_Provided material:_
========

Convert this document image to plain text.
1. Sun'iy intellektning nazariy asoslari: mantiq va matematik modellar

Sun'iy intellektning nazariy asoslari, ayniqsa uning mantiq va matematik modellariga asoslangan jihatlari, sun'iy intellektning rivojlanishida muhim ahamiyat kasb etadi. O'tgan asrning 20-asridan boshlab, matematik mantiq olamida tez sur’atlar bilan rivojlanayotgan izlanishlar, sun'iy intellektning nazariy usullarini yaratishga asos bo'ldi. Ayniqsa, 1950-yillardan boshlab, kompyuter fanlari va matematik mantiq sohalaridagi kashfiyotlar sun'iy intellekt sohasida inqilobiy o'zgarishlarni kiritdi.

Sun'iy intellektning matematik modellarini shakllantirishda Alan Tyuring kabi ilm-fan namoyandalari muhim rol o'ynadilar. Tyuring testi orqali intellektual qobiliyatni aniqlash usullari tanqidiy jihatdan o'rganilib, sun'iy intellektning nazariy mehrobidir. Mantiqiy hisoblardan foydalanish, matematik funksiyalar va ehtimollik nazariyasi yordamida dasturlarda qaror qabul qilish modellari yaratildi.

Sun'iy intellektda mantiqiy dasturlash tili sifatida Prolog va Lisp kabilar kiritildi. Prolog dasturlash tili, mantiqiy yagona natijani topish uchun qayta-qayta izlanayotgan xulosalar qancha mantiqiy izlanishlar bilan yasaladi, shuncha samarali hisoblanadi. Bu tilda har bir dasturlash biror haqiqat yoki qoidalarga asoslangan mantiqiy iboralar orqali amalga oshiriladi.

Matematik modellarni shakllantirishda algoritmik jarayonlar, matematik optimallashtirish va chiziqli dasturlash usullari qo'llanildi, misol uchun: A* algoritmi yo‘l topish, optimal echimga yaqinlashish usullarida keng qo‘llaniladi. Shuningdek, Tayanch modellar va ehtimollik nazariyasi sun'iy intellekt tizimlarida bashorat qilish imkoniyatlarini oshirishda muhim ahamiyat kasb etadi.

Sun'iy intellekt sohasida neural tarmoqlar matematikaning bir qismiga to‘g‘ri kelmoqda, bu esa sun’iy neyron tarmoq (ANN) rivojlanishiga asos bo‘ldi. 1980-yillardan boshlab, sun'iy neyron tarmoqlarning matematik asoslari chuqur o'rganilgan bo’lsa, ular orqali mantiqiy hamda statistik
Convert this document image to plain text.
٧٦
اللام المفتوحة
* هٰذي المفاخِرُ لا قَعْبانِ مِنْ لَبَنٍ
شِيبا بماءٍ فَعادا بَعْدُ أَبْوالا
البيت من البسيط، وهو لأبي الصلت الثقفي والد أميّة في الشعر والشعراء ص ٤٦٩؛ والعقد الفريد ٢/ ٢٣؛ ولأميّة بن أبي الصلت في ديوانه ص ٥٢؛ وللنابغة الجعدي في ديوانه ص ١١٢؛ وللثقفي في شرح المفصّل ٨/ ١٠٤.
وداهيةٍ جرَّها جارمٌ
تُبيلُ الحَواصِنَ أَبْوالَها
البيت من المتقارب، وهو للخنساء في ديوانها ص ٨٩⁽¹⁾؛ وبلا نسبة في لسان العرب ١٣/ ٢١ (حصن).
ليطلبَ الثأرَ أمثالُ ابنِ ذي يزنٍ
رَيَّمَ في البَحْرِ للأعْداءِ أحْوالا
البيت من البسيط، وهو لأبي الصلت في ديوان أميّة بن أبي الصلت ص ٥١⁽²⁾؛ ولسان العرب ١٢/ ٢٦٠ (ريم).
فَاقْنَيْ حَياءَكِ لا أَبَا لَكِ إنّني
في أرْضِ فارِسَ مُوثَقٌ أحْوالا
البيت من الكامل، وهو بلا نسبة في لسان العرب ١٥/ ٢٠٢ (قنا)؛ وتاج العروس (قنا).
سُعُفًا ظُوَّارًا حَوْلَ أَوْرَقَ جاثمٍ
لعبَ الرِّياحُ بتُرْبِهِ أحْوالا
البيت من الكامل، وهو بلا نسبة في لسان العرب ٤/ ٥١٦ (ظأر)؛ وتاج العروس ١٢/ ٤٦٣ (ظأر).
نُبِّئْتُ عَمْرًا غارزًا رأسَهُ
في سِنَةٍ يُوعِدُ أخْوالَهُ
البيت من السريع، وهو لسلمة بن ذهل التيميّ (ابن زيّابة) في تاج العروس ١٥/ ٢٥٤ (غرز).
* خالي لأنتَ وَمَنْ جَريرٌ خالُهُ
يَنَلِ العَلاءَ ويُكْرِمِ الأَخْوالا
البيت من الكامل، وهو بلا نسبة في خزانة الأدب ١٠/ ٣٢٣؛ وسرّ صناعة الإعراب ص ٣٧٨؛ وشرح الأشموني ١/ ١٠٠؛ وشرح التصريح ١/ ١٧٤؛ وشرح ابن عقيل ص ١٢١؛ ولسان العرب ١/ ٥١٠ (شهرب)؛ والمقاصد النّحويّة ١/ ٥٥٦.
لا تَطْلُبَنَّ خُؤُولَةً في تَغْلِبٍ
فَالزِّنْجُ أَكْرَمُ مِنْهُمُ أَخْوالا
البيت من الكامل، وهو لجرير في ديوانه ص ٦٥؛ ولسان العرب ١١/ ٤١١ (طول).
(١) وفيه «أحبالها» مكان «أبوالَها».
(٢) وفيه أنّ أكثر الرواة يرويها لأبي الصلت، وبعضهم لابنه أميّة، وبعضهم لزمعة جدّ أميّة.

========

_Written problem:_ Reproduce all of the entries word for word.

_Full output:_
Convert this document image to plain text.
1. Sun'iy intellektning nazariy asoslari: mantiq va matematik modellar

Sun'iy intellektning nazariy asoslari, ayniqsa uning mantiq va matematik modellariga asoslangan jihatlari, sun'iy intellektning rivojlanishida muhim ahamiyat kasb etadi. O'tgan asrning 20-asridan boshlab, matematik mantiq olamida tez sur’atlar bilan rivojlanayotgan izlanishlar, sun'iy intellektning nazariy usullarini yaratishga asos bo'ldi. Ayniqsa, 1950-yillardan boshlab, kompyuter fanlari va matematik mantiq sohalaridagi kashfiyotlar sun'iy intellekt sohasida inqilobiy o'zgarishlarni kiritdi.

Sun'iy intellektning matematik modellarini shakllantirishda Alan Tyuring kabi ilm-fan namoyandalari muhim rol o'ynadilar. Tyuring testi orqali intellektual qobiliyatni aniqlash usullari tanqidiy jihatdan o'rganilib, sun'iy intellektning nazariy mehrobidir. Mantiqiy hisoblardan foydalanish, matematik funksiyalar va ehtimollik nazariyasi yordamida dasturlarda qaror qabul qilish modellari yaratildi.

Sun'iy intellektda mantiqiy dasturlash tili sifatida Prolog va Lisp kabilar kiritildi. Prolog dasturlash tili, mantiqiy yagona natijani topish uchun qayta-qayta izlanayotgan xulosalar qancha mantiqiy izlanishlar bilan yasaladi, shuncha samarali hisoblanadi. Bu tilda har bir dasturlash biror haqiqat yoki qoidalarga asoslangan mantiqiy iboralar orqali amalga oshiriladi.

Matematik modellarni shakllantirishda algoritmik jarayonlar, matematik optimallashtirish va chiziqli dasturlash usullari qo'llanildi, misol uchun: A* algoritmi yo‘l topish, optimal echimga yaqinlashish usullarida keng qo‘llaniladi. Shuningdek, Tayanch modellar va ehtimollik nazariyasi sun'iy intellekt tizimlarida bashorat qilish imkoniyatlarini oshirishda muhim ahamiyat kasb etadi.

Sun'iy intellekt sohasida neural tarmoqlar matematikaning bir qismiga to‘g‘ri kelmoqda, bu esa sun’iy neyron tarmoq (ANN) rivojlanishiga asos bo‘ldi. 1980-yillardan boshlab, sun'iy neyron tarmoqlarning matematik asoslari chuqur o'rganilgan bo’lsa, ular orqali mantiqiy hamda statistik
Convert this document image to plain text.
٧٦
اللام المفتوحة
* هٰذي المفاخِرُ لا قَعْبانِ مِنْ لَبَنٍ
شِيبا بماءٍ فَعادا بَعْدُ أَبْوالا
البيت من البسيط، وهو لأبي الصلت الثقفي والد أميّة في الشعر والشعراء ص ٤٦٩؛ والعقد الفريد ٢/ ٢٣؛ ولأميّة بن أبي الصلت في ديوانه ص ٥٢؛ وللنابغة الجعدي في ديوانه ص ١١٢؛ وللثقفي في شرح المفصّل ٨/ ١٠٤.
وداهيةٍ جرَّها جارمٌ
تُبيلُ الحَواصِنَ أَبْوالَها
البيت من المتقارب، وهو للخنساء في ديوانها ص ٨٩⁽¹⁾؛ وبلا نسبة في لسان العرب ١٣/ ٢١ (حصن).
ليطلبَ الثأرَ أمثالُ ابنِ ذي يزنٍ
رَيَّمَ في البَحْرِ للأعْداءِ أحْوالا
البيت من البسيط، وهو لأبي الصلت في ديوان أميّة بن أبي الصلت ص ٥١⁽²⁾؛ ولسان العرب ١٢/ ٢٦٠ (ريم).
فَاقْنَيْ حَياءَكِ لا أَبَا لَكِ إنّني
في أرْضِ فارِسَ مُوثَقٌ أحْوالا
البيت من الكامل، وهو بلا نسبة في لسان العرب ١٥/ ٢٠٢ (قنا)؛ وتاج العروس (قنا).
سُعُفًا ظُوَّارًا حَوْلَ أَوْرَقَ جاثمٍ
لعبَ الرِّياحُ بتُرْبِهِ أحْوالا
البيت من الكامل، وهو بلا نسبة في لسان العرب ٤/ ٥١٦ (ظأر)؛ وتاج العروس ١٢/ ٤٦٣ (ظأر).
نُبِّئْتُ عَمْرًا غارزًا رأسَهُ
في سِنَةٍ يُوعِدُ أخْوالَهُ
البيت من السريع، وهو لسلمة بن ذهل التيميّ (ابن زيّابة) في تاج العروس ١٥/ ٢٥٤ (غرز).
* خالي لأنتَ وَمَنْ جَريرٌ خالُهُ
يَنَلِ العَلاءَ ويُكْرِمِ الأَخْوالا
البيت من الكامل، وهو بلا نسبة في خزانة الأدب ١٠/ ٣٢٣؛ وسرّ صناعة الإعراب ص ٣٧٨؛ وشرح الأشموني ١/ ١٠٠؛ وشرح التصريح ١/ ١٧٤؛ وشرح ابن عقيل ص ١٢١؛ ولسان العرب ١/ ٥١٠ (شهرب)؛ والمقاصد النّحويّة ١/ ٥٥٦.
لا تَطْلُبَنَّ خُؤُولَةً في تَغْلِبٍ
فَالزِّنْجُ أَكْرَمُ مِنْهُمُ أَخْوالا
البيت من الكامل، وهو لجرير في ديوانه ص ٦٥؛ ولسان العرب ١١/ ٤١١ (طول).
(١) وفيه «أحبالها» مكان «أبوالَها».
(٢) وفيه أنّ أكثر الرواة يرويها لأبي الصلت، وبعضهم لابنه أميّة، وبعضهم لزمعة جدّ أميّة.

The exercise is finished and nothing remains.